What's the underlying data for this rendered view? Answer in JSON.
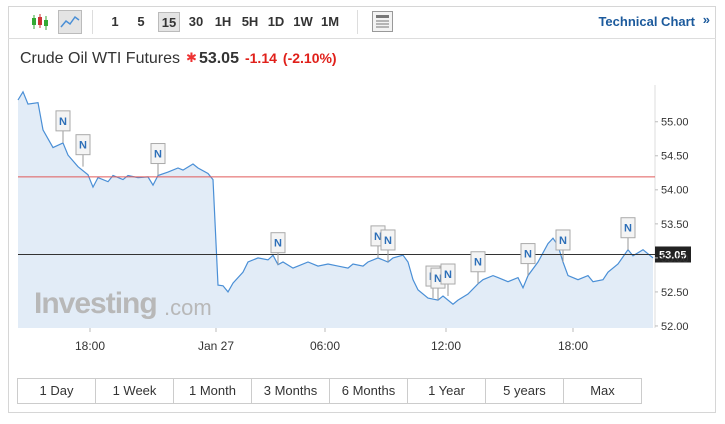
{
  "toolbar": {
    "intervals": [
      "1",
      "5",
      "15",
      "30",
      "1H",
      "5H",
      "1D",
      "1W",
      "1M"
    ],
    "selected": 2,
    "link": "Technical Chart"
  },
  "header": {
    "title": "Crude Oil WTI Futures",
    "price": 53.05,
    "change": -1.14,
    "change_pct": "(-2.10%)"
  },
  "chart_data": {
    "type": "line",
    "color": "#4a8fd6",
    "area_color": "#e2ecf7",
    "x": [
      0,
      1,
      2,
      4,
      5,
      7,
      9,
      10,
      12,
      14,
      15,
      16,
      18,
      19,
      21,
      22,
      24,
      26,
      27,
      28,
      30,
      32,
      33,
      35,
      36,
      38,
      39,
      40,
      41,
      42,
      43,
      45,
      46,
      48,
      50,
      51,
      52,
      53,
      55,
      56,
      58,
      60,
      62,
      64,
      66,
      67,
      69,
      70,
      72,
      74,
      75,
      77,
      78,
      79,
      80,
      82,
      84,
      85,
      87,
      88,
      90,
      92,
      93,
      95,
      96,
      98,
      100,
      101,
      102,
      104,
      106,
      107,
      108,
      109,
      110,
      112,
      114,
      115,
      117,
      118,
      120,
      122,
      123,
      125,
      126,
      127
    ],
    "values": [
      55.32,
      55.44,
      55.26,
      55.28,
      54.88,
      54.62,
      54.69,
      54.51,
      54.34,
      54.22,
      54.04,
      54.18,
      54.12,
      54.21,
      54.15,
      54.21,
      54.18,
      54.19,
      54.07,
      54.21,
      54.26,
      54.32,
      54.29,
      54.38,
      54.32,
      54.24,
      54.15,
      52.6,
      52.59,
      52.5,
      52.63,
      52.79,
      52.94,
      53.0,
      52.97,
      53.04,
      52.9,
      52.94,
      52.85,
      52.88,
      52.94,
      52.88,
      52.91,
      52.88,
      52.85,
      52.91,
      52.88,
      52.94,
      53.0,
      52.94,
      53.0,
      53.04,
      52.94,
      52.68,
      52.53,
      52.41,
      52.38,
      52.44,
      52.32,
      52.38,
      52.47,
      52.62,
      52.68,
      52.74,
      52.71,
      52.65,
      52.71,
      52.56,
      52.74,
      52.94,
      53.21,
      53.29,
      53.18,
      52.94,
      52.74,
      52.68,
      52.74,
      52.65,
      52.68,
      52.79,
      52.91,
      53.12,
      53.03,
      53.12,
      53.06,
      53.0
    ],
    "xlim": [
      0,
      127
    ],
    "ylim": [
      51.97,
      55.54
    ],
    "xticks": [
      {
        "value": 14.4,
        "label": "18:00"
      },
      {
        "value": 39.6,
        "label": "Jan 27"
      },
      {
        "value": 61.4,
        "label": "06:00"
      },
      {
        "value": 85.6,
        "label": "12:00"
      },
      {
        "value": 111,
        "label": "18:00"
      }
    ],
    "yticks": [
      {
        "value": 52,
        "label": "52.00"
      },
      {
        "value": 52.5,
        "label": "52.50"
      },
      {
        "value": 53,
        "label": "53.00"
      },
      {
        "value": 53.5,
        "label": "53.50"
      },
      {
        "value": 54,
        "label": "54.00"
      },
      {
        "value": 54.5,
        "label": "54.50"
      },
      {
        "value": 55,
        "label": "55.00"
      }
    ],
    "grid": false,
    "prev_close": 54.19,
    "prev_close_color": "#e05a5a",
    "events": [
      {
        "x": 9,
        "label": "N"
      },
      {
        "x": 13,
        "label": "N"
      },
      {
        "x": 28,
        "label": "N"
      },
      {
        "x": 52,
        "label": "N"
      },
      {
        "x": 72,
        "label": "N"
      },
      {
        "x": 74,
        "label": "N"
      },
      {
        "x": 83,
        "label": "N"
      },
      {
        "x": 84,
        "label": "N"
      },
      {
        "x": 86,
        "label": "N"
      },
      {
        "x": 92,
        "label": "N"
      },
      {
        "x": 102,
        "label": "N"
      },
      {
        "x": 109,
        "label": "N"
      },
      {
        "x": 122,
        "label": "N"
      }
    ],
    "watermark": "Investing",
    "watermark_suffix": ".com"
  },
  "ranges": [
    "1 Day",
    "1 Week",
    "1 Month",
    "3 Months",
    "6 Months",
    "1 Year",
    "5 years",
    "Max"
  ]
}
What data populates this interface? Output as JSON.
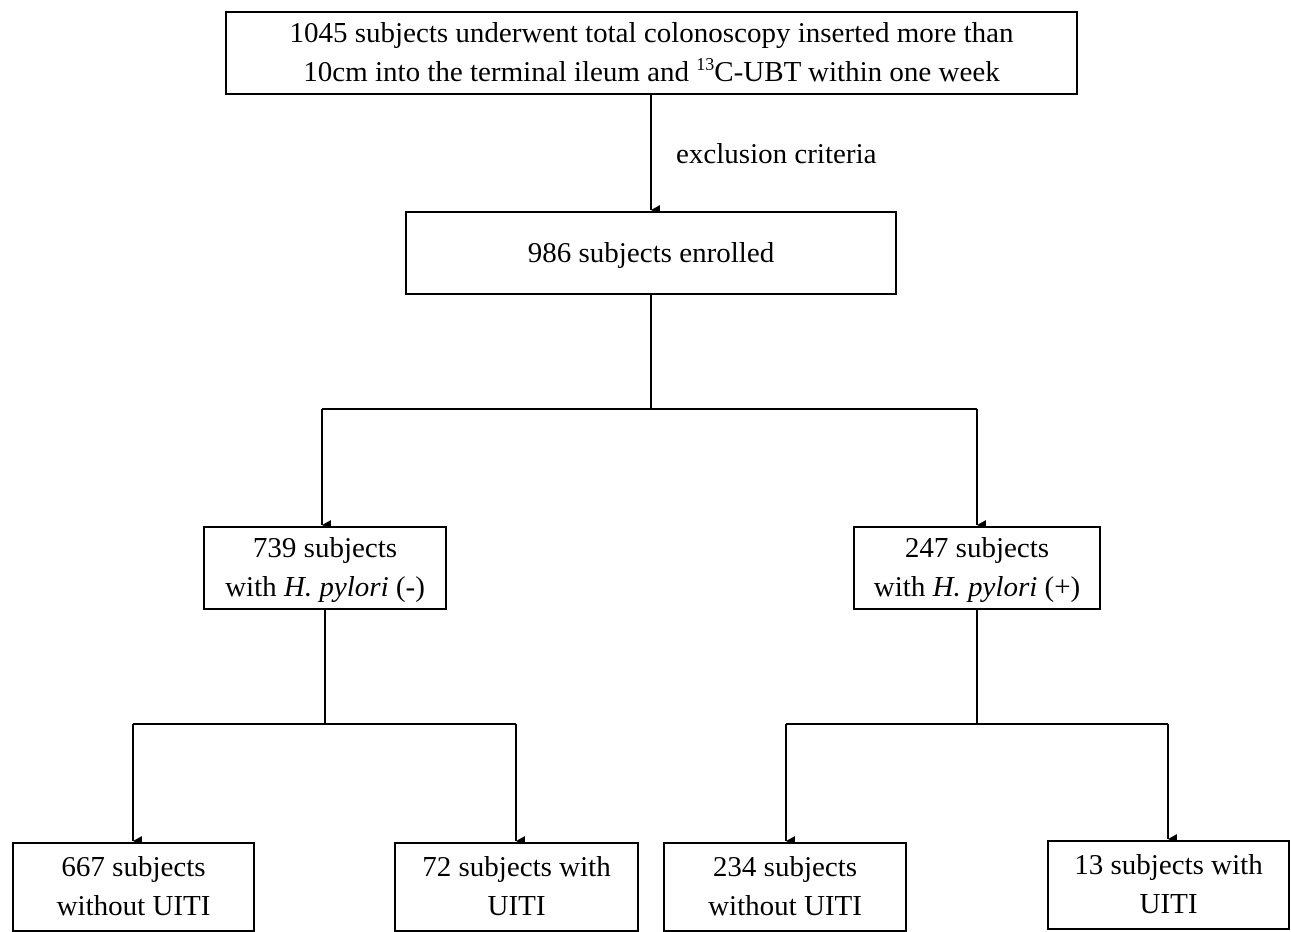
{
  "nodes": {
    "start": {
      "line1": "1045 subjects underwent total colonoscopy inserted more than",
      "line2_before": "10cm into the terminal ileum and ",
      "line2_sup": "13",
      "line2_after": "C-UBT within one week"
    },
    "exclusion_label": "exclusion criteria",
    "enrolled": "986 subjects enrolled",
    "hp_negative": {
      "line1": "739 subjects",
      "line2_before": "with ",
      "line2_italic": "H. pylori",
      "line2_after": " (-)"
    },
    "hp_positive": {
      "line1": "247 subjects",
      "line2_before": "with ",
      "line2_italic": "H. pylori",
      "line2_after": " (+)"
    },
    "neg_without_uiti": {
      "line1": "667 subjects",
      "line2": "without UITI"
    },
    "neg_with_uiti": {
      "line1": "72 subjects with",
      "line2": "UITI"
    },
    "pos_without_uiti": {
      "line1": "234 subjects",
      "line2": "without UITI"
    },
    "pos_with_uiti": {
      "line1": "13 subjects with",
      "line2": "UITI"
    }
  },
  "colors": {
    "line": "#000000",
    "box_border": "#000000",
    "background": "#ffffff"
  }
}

● Goal
Track down the lines that include the word "subjects" and copy them.

● The response
      "line1": "1045 subjects underwent total colonoscopy inserted more than",
    "enrolled": "986 subjects enrolled",
      "line1": "739 subjects",
      "line1": "247 subjects",
      "line1": "667 subjects",
      "line1": "72 subjects with",
      "line1": "234 subjects",
      "line1": "13 subjects with",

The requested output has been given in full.